What is needed: Write the next portion of the text on Layer III audio coding, beginning immediately after its final sentence.

# Start of Text segment

Layer III is the most complex layer, and is only really necessary when the most severe data rate constraints must be met. It is also known as MP3 in its application of music delivery over the Internet. It is a transform code based on the ASPEC system with certain modifications to give a degree of commonality with Layer II. The original ASPEC coder used a direct MDCT on the input samples. In Layer III this was modified to use a hybrid transform incorporating the existing polyphase 32-band QMF of Layers I and II and retaining the block size of 1152 samples. In Layer 3, the 32 sub-bands from the QMF are further processed by a critically sampled MDCT.

The windows overlap by two to one. Two window sizes are used to reduce pre-echo on transients. The long window works with 36 sub-band samples corresponding to 24 ms, at 48 kHz and resolves eighteen different frequencies, making 576 frequencies altogether. Coding products are spread over this period which is acceptable in stationary material but not in the vicinity of transients. In this case the window length is reduced to 8 ms. Twelve sub-band samples are resolved into six different frequencies making a total of 192 frequencies. This is the Heisenberg inequality: by increasing the time resolution by a factor of three, the frequency resolution has fallen by the same factor.

# End of Text segment
# Start of Records

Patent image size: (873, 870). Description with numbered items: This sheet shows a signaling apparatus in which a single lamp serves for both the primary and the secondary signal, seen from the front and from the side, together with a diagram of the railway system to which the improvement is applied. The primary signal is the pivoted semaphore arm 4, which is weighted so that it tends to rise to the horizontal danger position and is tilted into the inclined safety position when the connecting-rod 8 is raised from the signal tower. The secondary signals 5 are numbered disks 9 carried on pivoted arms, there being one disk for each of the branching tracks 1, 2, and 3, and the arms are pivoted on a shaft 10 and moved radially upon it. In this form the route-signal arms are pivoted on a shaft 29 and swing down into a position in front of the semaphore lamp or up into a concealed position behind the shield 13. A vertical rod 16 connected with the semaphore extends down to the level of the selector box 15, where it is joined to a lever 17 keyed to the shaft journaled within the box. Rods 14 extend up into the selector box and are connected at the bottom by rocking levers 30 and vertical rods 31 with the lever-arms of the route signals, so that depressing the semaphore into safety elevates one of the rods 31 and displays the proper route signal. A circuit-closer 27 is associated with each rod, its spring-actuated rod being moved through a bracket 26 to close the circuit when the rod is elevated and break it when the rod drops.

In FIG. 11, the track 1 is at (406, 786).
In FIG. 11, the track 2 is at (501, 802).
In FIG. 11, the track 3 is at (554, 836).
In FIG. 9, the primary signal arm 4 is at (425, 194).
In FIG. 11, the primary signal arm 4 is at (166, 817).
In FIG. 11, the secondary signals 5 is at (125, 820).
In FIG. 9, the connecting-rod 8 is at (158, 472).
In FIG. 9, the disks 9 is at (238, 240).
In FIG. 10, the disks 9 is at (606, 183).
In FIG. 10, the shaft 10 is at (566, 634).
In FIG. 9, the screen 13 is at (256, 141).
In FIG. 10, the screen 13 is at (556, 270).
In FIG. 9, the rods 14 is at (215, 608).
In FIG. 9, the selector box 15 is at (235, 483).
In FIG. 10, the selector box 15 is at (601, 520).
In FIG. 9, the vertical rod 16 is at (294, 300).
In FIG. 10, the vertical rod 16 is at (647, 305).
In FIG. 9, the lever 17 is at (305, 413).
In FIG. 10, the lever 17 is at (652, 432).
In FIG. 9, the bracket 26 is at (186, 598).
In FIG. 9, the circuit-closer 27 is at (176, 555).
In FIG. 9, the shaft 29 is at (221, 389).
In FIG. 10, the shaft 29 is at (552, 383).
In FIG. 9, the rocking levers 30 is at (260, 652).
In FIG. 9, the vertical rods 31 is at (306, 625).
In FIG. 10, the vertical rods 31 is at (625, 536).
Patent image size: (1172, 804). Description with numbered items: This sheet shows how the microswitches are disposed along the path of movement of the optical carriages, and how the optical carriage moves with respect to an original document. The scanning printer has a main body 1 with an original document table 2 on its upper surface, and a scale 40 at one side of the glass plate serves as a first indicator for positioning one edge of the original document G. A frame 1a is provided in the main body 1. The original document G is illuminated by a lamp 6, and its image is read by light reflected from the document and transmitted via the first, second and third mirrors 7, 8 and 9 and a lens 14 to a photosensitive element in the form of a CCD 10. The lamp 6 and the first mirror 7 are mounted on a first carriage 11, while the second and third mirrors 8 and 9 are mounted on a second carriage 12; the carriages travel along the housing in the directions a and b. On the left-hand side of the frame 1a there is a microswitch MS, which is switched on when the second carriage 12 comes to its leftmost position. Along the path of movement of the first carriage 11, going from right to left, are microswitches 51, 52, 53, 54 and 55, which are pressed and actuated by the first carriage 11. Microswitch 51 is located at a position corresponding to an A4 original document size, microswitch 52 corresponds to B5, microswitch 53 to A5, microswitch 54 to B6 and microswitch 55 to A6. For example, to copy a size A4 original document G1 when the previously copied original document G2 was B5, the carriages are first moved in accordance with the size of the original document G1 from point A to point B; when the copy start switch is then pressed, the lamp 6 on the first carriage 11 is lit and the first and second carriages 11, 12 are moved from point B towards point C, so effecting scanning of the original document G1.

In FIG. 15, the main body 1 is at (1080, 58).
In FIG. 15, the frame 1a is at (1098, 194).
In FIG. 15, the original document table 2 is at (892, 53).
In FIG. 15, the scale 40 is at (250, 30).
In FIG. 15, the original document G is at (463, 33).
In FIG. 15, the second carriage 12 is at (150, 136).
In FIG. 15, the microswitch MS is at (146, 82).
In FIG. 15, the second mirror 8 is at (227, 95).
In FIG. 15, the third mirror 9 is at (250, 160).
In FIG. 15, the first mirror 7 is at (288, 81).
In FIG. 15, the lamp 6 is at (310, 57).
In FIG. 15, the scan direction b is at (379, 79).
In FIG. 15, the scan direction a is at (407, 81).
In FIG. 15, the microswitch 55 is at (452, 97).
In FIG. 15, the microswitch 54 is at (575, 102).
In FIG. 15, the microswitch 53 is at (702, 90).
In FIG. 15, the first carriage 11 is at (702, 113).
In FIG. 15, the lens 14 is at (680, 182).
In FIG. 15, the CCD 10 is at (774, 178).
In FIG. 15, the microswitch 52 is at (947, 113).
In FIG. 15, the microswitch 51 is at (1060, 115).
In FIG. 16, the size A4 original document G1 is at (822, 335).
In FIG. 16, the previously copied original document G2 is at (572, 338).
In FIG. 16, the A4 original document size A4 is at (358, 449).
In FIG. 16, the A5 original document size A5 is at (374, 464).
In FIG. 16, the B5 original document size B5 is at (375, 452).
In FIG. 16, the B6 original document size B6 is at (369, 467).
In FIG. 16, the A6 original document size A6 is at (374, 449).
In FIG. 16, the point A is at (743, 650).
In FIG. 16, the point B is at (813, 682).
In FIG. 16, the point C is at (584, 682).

# End of Records

Response below:
Figure 9.60 shows the available window types. In addition to the long and short symmetrical windows there is a pair of transition windows, know as start and stop windows which allow a smooth transition between the two window sizes. In order to use critical sampling, MDCTs must resolve into a set of frequencies which is a multiple of four. Switching between 576 and 192 frequencies allows this criterion to be met. Note that an 8 ms window is still too long to eliminate pre-echo. Preecho is eliminated using buffering. The use of a short window minimizes the size of the buffer needed.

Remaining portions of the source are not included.